[Task objective]:
In the listing below, locate the lines bearing the word "made". Copy every one of them.

--- Begin Given records ---

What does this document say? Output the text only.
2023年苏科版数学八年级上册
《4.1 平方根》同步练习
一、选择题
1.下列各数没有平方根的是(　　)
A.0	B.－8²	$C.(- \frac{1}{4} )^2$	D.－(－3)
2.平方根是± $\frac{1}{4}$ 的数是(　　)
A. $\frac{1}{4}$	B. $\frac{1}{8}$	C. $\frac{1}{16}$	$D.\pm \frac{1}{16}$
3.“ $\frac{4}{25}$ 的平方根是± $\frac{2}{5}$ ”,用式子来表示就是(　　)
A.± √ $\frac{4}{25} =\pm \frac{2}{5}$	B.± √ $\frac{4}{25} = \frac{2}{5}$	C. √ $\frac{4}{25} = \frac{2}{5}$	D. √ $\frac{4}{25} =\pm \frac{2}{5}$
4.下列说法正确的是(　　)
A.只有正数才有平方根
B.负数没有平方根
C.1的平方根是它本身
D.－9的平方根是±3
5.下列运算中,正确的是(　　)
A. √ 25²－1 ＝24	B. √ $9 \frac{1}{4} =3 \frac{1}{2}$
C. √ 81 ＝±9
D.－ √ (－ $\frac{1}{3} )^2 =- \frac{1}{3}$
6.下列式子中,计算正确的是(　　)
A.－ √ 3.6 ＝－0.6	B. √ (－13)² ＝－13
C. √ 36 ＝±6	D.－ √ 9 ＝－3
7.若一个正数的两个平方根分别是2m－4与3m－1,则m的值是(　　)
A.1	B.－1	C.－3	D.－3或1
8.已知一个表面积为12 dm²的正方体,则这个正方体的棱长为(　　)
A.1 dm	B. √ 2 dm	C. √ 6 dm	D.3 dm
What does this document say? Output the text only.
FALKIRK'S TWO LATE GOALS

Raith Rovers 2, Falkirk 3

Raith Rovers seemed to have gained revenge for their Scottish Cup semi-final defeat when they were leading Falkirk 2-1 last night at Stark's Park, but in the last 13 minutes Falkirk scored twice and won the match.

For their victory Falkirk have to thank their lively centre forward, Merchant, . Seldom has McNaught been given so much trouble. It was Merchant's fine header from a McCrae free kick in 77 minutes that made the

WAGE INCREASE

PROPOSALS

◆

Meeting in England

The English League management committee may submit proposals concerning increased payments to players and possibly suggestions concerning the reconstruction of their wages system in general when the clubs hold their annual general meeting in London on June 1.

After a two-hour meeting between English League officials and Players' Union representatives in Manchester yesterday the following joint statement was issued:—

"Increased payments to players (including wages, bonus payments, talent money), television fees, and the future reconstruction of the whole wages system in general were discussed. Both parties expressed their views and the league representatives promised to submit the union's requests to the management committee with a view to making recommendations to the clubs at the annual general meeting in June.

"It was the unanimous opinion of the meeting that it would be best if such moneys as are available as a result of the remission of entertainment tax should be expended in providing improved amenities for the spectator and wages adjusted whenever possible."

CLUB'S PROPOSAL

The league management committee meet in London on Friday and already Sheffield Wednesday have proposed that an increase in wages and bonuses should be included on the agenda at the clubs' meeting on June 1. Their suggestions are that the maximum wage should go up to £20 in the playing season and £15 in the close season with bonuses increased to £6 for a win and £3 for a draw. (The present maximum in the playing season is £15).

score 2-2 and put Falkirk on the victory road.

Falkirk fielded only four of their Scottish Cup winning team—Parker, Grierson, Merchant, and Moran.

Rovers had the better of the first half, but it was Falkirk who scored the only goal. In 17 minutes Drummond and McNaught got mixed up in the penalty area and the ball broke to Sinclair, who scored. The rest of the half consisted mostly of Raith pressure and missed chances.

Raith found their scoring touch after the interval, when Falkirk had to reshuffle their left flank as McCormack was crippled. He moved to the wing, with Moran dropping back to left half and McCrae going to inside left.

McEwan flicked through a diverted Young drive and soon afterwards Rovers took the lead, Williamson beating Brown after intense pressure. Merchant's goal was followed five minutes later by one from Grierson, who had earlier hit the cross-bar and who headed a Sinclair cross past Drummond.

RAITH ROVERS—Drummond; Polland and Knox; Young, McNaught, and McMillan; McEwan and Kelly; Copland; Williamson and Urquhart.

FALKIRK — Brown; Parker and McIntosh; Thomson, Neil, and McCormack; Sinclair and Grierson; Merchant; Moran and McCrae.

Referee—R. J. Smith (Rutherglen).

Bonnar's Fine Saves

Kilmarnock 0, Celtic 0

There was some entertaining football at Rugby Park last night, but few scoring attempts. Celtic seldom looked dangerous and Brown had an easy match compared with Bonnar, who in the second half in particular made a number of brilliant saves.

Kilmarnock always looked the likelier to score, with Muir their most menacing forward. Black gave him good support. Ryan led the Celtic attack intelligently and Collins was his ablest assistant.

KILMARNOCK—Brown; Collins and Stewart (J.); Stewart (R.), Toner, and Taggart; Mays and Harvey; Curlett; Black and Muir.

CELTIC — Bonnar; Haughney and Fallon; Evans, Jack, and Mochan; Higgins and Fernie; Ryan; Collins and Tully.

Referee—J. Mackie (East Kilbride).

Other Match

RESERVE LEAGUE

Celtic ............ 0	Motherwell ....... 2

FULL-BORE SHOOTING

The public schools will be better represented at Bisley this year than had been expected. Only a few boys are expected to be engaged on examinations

--- End Given records ---

[Answer to the task]:
For their victory Falkirk have to thank their lively centre forward, Merchant, . Seldom has McNaught been given so much trouble. It was Merchant's fine header from a McCrae free kick in 77 minutes that made the
There was some entertaining football at Rugby Park last night, but few scoring attempts. Celtic seldom looked dangerous and Brown had an easy match compared with Bonnar, who in the second half in particular made a number of brilliant saves.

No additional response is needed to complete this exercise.